# INFORMATION PROVIDED start

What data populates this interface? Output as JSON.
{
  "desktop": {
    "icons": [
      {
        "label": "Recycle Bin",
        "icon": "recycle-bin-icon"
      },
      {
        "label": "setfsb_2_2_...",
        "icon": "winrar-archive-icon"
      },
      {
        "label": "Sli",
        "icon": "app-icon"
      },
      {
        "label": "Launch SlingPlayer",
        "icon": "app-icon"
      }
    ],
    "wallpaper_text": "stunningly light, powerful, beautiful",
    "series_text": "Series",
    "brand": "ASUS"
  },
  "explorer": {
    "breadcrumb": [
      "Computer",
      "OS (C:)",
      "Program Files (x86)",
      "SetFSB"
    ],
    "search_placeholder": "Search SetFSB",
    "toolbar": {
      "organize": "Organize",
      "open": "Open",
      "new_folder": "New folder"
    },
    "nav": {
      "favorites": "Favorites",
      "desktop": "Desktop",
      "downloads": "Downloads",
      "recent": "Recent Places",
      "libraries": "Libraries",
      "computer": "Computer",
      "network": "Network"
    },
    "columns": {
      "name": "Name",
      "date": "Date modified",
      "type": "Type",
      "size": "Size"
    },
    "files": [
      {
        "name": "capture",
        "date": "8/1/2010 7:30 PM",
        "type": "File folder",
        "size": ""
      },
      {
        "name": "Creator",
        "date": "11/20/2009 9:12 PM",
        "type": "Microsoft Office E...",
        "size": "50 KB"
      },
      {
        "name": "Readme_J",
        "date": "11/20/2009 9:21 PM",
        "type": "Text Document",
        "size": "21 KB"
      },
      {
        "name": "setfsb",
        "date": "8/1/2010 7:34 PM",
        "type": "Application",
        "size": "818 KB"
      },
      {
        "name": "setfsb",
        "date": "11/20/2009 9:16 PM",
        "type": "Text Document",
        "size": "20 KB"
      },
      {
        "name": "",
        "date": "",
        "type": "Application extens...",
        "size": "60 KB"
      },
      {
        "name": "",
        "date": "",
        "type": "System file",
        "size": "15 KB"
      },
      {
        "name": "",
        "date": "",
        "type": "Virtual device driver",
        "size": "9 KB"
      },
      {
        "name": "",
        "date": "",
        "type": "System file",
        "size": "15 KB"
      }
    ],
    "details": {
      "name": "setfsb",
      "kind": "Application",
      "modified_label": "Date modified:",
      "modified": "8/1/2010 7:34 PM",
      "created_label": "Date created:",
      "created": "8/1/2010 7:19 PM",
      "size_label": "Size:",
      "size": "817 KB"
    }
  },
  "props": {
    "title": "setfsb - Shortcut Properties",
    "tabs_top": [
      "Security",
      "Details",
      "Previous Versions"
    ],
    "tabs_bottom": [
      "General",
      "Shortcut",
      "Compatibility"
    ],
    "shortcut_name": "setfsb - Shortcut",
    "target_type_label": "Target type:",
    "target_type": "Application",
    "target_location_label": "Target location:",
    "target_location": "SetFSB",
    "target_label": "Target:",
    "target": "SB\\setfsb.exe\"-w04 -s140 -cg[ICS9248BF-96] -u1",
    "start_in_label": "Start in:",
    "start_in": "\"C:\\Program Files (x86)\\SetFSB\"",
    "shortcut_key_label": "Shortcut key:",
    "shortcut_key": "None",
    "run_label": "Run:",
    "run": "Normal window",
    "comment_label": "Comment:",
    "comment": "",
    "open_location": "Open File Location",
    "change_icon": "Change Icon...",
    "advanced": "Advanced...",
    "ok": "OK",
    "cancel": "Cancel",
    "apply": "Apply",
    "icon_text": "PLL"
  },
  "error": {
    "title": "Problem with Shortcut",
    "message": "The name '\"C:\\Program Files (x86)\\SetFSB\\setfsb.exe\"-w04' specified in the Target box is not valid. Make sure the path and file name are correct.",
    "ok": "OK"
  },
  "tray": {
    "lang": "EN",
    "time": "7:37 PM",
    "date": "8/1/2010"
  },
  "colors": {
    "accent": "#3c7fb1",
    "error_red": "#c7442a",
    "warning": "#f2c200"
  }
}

# INFORMATION PROVIDED end

▸ **WHAT THE TASK REQUIRES**
Show all lines from the listing above in which "created" appears.

▸ **WRITTEN ANSWER**
      "created_label": "Date created:",
      "created": "8/1/2010 7:19 PM",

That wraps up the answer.